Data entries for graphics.
§
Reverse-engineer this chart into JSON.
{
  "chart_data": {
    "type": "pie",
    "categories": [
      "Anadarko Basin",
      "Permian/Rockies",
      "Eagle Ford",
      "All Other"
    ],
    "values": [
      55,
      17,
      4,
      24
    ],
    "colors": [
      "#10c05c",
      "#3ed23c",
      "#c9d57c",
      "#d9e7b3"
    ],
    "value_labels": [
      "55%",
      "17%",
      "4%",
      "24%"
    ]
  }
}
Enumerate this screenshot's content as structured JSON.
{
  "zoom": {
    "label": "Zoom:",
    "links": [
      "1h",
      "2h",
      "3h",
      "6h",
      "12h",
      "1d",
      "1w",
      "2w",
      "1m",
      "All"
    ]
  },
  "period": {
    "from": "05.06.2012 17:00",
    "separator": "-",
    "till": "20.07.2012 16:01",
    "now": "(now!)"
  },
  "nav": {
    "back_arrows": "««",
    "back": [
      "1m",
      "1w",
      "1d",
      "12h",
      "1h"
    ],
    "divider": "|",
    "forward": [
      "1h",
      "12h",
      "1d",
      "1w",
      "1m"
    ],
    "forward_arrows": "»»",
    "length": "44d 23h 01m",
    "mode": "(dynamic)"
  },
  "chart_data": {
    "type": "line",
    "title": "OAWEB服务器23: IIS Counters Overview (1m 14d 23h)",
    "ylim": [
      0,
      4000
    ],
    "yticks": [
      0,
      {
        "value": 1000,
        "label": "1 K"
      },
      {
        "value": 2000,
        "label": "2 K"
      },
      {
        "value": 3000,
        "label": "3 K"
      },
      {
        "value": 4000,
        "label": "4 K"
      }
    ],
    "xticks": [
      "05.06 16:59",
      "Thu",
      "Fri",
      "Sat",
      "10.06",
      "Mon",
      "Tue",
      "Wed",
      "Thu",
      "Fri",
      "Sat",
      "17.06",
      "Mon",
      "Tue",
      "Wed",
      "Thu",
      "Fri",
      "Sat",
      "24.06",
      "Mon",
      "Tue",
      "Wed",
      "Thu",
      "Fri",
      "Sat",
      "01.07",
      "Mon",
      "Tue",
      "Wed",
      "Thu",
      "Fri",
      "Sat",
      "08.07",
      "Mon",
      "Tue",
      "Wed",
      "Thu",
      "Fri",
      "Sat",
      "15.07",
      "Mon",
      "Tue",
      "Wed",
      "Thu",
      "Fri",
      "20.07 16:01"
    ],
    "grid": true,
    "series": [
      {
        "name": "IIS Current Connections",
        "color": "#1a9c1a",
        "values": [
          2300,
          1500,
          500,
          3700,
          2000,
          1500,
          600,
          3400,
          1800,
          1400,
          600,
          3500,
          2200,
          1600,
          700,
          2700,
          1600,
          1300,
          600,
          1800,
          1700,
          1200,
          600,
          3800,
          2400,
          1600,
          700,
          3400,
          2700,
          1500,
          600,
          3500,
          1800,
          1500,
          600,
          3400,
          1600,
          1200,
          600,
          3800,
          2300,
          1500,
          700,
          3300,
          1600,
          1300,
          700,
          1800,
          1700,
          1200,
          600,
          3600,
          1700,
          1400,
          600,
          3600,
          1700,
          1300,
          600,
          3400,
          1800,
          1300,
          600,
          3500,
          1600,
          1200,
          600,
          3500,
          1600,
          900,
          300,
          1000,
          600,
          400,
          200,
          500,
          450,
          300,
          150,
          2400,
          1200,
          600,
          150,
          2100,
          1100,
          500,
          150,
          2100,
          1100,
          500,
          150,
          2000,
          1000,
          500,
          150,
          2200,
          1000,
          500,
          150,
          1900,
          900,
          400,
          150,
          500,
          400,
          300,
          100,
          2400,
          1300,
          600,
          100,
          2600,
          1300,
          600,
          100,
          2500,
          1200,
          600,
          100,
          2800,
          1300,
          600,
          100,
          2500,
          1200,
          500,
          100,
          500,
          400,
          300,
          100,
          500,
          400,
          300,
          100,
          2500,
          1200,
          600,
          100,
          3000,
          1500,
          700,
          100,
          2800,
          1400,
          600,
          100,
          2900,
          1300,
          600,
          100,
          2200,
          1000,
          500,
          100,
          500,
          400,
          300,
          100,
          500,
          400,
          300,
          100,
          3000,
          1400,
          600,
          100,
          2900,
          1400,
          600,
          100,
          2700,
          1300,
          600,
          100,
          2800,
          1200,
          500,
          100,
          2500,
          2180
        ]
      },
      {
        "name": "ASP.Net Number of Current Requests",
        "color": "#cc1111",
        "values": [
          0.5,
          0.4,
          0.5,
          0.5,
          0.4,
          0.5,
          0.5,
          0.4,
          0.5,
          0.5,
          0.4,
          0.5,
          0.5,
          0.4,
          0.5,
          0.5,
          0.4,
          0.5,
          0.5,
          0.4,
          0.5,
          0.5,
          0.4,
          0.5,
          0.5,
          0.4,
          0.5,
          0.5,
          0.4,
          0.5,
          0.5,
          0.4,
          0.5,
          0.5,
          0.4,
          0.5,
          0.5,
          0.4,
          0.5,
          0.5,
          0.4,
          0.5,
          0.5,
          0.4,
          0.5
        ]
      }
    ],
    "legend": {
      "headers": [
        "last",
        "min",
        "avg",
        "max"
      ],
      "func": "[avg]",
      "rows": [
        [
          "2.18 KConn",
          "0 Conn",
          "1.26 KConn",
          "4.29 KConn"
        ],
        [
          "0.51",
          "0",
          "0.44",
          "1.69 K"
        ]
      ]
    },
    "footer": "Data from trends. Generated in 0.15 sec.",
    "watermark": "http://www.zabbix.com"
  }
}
§
Each entry must be reproduced verbatim.

RESULT.
Reverse-engineer this chart into JSON.
{
  "chart_data": {
    "type": "pie",
    "categories": [
      "Anadarko Basin",
      "Permian/Rockies",
      "Eagle Ford",
      "All Other"
    ],
    "values": [
      55,
      17,
      4,
      24
    ],
    "colors": [
      "#10c05c",
      "#3ed23c",
      "#c9d57c",
      "#d9e7b3"
    ],
    "value_labels": [
      "55%",
      "17%",
      "4%",
      "24%"
    ]
  }
}
Enumerate this screenshot's content as structured JSON.
{
  "zoom": {
    "label": "Zoom:",
    "links": [
      "1h",
      "2h",
      "3h",
      "6h",
      "12h",
      "1d",
      "1w",
      "2w",
      "1m",
      "All"
    ]
  },
  "period": {
    "from": "05.06.2012 17:00",
    "separator": "-",
    "till": "20.07.2012 16:01",
    "now": "(now!)"
  },
  "nav": {
    "back_arrows": "««",
    "back": [
      "1m",
      "1w",
      "1d",
      "12h",
      "1h"
    ],
    "divider": "|",
    "forward": [
      "1h",
      "12h",
      "1d",
      "1w",
      "1m"
    ],
    "forward_arrows": "»»",
    "length": "44d 23h 01m",
    "mode": "(dynamic)"
  },
  "chart_data": {
    "type": "line",
    "title": "OAWEB服务器23: IIS Counters Overview (1m 14d 23h)",
    "ylim": [
      0,
      4000
    ],
    "yticks": [
      0,
      {
        "value": 1000,
        "label": "1 K"
      },
      {
        "value": 2000,
        "label": "2 K"
      },
      {
        "value": 3000,
        "label": "3 K"
      },
      {
        "value": 4000,
        "label": "4 K"
      }
    ],
    "xticks": [
      "05.06 16:59",
      "Thu",
      "Fri",
      "Sat",
      "10.06",
      "Mon",
      "Tue",
      "Wed",
      "Thu",
      "Fri",
      "Sat",
      "17.06",
      "Mon",
      "Tue",
      "Wed",
      "Thu",
      "Fri",
      "Sat",
      "24.06",
      "Mon",
      "Tue",
      "Wed",
      "Thu",
      "Fri",
      "Sat",
      "01.07",
      "Mon",
      "Tue",
      "Wed",
      "Thu",
      "Fri",
      "Sat",
      "08.07",
      "Mon",
      "Tue",
      "Wed",
      "Thu",
      "Fri",
      "Sat",
      "15.07",
      "Mon",
      "Tue",
      "Wed",
      "Thu",
      "Fri",
      "20.07 16:01"
    ],
    "grid": true,
    "series": [
      {
        "name": "IIS Current Connections",
        "color": "#1a9c1a",
        "values": [
          2300,
          1500,
          500,
          3700,
          2000,
          1500,
          600,
          3400,
          1800,
          1400,
          600,
          3500,
          2200,
          1600,
          700,
          2700,
          1600,
          1300,
          600,
          1800,
          1700,
          1200,
          600,
          3800,
          2400,
          1600,
          700,
          3400,
          2700,
          1500,
          600,
          3500,
          1800,
          1500,
          600,
          3400,
          1600,
          1200,
          600,
          3800,
          2300,
          1500,
          700,
          3300,
          1600,
          1300,
          700,
          1800,
          1700,
          1200,
          600,
          3600,
          1700,
          1400,
          600,
          3600,
          1700,
          1300,
          600,
          3400,
          1800,
          1300,
          600,
          3500,
          1600,
          1200,
          600,
          3500,
          1600,
          900,
          300,
          1000,
          600,
          400,
          200,
          500,
          450,
          300,
          150,
          2400,
          1200,
          600,
          150,
          2100,
          1100,
          500,
          150,
          2100,
          1100,
          500,
          150,
          2000,
          1000,
          500,
          150,
          2200,
          1000,
          500,
          150,
          1900,
          900,
          400,
          150,
          500,
          400,
          300,
          100,
          2400,
          1300,
          600,
          100,
          2600,
          1300,
          600,
          100,
          2500,
          1200,
          600,
          100,
          2800,
          1300,
          600,
          100,
          2500,
          1200,
          500,
          100,
          500,
          400,
          300,
          100,
          500,
          400,
          300,
          100,
          2500,
          1200,
          600,
          100,
          3000,
          1500,
          700,
          100,
          2800,
          1400,
          600,
          100,
          2900,
          1300,
          600,
          100,
          2200,
          1000,
          500,
          100,
          500,
          400,
          300,
          100,
          500,
          400,
          300,
          100,
          3000,
          1400,
          600,
          100,
          2900,
          1400,
          600,
          100,
          2700,
          1300,
          600,
          100,
          2800,
          1200,
          500,
          100,
          2500,
          2180
        ]
      },
      {
        "name": "ASP.Net Number of Current Requests",
        "color": "#cc1111",
        "values": [
          0.5,
          0.4,
          0.5,
          0.5,
          0.4,
          0.5,
          0.5,
          0.4,
          0.5,
          0.5,
          0.4,
          0.5,
          0.5,
          0.4,
          0.5,
          0.5,
          0.4,
          0.5,
          0.5,
          0.4,
          0.5,
          0.5,
          0.4,
          0.5,
          0.5,
          0.4,
          0.5,
          0.5,
          0.4,
          0.5,
          0.5,
          0.4,
          0.5,
          0.5,
          0.4,
          0.5,
          0.5,
          0.4,
          0.5,
          0.5,
          0.4,
          0.5,
          0.5,
          0.4,
          0.5
        ]
      }
    ],
    "legend": {
      "headers": [
        "last",
        "min",
        "avg",
        "max"
      ],
      "func": "[avg]",
      "rows": [
        [
          "2.18 KConn",
          "0 Conn",
          "1.26 KConn",
          "4.29 KConn"
        ],
        [
          "0.51",
          "0",
          "0.44",
          "1.69 K"
        ]
      ]
    },
    "footer": "Data from trends. Generated in 0.15 sec.",
    "watermark": "http://www.zabbix.com"
  }
}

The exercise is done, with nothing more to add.